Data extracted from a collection
....

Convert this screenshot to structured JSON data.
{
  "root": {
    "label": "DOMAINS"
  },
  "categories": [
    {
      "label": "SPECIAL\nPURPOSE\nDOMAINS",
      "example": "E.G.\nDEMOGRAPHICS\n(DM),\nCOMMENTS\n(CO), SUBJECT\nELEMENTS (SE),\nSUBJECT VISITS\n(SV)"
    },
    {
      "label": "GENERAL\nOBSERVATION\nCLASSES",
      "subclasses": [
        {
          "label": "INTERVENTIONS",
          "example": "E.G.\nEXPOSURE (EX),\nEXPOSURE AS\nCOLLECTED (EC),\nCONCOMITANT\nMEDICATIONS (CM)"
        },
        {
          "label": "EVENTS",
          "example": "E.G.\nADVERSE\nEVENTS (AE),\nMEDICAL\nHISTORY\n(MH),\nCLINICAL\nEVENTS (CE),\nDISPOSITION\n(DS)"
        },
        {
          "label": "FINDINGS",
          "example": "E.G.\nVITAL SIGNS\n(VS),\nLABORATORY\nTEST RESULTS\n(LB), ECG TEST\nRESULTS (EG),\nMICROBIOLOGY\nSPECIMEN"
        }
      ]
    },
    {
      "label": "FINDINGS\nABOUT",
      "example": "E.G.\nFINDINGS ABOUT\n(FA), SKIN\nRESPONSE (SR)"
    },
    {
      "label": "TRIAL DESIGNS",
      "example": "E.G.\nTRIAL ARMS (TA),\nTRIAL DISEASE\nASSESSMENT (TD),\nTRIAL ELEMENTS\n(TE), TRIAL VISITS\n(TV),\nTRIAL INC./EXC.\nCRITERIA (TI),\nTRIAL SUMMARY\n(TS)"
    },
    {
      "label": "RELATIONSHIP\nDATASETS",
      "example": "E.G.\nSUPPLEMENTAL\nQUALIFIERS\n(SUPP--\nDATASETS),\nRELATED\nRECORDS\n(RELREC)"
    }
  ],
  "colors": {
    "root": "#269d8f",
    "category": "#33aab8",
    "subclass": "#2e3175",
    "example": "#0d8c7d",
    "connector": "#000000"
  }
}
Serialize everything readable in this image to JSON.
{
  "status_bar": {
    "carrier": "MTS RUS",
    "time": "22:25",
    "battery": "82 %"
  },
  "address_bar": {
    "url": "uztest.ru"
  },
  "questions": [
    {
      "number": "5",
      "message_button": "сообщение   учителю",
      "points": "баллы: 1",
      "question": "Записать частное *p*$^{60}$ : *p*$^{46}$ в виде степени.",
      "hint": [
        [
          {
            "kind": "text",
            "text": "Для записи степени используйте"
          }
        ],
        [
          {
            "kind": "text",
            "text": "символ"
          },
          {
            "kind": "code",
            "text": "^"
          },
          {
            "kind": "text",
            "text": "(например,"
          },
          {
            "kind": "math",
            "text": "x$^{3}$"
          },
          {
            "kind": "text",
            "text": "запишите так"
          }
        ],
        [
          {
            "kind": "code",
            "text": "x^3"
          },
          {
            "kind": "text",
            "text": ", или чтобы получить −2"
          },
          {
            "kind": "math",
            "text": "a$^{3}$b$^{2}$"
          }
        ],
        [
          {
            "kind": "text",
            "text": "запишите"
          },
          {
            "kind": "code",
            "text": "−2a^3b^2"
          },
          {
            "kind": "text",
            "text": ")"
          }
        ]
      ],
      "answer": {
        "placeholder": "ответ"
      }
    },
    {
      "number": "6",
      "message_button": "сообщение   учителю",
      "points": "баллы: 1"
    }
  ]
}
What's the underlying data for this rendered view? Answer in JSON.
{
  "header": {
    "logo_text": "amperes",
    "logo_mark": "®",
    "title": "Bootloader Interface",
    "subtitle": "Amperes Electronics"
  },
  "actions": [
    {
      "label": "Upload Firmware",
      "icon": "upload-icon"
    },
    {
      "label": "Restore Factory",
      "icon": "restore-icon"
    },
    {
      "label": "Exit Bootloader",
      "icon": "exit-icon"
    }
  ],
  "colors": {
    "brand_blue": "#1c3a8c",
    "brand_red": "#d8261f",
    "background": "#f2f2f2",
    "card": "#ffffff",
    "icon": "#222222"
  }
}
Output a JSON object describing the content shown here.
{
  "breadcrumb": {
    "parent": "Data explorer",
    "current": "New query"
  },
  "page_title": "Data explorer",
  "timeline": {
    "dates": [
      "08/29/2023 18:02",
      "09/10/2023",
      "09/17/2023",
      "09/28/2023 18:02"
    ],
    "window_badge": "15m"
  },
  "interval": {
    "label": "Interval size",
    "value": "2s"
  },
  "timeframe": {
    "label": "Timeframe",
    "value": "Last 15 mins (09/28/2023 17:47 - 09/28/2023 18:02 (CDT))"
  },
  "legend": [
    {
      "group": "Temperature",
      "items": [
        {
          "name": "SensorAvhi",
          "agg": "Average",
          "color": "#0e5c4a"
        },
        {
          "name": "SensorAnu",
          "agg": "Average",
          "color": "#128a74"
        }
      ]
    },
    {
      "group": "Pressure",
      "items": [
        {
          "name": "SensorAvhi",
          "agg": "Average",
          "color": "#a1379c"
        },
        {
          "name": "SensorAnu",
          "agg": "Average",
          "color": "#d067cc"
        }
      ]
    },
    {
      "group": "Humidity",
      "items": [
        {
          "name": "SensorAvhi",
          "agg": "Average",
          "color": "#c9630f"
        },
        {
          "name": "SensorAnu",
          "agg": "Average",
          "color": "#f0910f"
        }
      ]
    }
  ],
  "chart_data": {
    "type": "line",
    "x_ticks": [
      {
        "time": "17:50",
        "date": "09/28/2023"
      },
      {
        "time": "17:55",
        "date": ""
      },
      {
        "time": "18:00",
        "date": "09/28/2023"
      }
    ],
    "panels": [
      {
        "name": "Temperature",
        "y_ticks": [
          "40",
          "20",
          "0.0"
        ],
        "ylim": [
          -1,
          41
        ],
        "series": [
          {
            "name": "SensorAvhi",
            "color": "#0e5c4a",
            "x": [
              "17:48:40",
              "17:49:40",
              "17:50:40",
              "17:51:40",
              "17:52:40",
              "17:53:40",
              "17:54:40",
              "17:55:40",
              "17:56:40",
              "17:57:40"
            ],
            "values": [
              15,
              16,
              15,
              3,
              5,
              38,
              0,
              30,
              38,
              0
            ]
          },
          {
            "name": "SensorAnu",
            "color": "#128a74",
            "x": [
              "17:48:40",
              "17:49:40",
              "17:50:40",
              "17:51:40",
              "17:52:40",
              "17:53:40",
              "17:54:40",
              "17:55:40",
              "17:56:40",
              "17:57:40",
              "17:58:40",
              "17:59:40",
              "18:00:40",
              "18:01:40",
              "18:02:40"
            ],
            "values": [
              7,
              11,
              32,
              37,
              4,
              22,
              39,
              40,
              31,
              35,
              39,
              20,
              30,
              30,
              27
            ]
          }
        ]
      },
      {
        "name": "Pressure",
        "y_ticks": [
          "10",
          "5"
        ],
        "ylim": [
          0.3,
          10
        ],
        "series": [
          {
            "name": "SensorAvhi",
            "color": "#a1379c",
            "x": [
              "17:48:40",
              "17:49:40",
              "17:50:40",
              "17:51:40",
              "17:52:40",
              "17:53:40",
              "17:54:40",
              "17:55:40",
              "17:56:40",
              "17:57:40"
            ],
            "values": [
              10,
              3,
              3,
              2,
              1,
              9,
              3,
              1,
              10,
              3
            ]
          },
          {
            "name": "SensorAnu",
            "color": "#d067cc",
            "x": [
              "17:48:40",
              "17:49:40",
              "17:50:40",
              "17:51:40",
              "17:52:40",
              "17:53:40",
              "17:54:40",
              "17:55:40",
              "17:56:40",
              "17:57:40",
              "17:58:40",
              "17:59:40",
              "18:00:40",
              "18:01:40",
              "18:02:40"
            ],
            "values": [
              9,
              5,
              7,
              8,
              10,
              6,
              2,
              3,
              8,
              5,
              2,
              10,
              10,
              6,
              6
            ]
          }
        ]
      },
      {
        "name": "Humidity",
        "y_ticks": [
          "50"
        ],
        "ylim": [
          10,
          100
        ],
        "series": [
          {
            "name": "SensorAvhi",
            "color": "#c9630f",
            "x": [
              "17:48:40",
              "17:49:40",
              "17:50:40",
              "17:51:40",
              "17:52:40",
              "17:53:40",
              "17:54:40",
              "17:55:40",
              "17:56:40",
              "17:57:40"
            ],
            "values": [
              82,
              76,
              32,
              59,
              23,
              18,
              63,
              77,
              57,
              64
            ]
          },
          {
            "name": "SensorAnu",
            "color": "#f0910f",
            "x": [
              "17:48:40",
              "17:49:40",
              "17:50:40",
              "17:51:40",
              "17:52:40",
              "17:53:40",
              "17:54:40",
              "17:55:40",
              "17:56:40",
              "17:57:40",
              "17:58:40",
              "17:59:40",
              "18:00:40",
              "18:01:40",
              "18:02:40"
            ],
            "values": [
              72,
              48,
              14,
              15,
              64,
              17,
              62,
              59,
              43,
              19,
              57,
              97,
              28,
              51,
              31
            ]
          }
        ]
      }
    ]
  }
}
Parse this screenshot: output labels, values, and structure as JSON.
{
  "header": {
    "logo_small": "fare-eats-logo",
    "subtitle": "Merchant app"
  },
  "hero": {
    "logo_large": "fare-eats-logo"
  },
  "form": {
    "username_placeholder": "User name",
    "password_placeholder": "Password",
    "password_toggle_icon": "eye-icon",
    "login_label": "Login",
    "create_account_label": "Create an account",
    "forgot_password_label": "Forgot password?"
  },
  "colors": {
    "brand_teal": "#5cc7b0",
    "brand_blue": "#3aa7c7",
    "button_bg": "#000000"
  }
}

....

- _Task_: Starting with the line that contains "Parse this screenshot: output", repeat each line through the last one exactly as it appears. Include both ends and nothing more.

- _Response to the exercise_:
Parse this screenshot: output labels, values, and structure as JSON.
{
  "header": {
    "logo_small": "fare-eats-logo",
    "subtitle": "Merchant app"
  },
  "hero": {
    "logo_large": "fare-eats-logo"
  },
  "form": {
    "username_placeholder": "User name",
    "password_placeholder": "Password",
    "password_toggle_icon": "eye-icon",
    "login_label": "Login",
    "create_account_label": "Create an account",
    "forgot_password_label": "Forgot password?"
  },
  "colors": {
    "brand_teal": "#5cc7b0",
    "brand_blue": "#3aa7c7",
    "button_bg": "#000000"
  }
}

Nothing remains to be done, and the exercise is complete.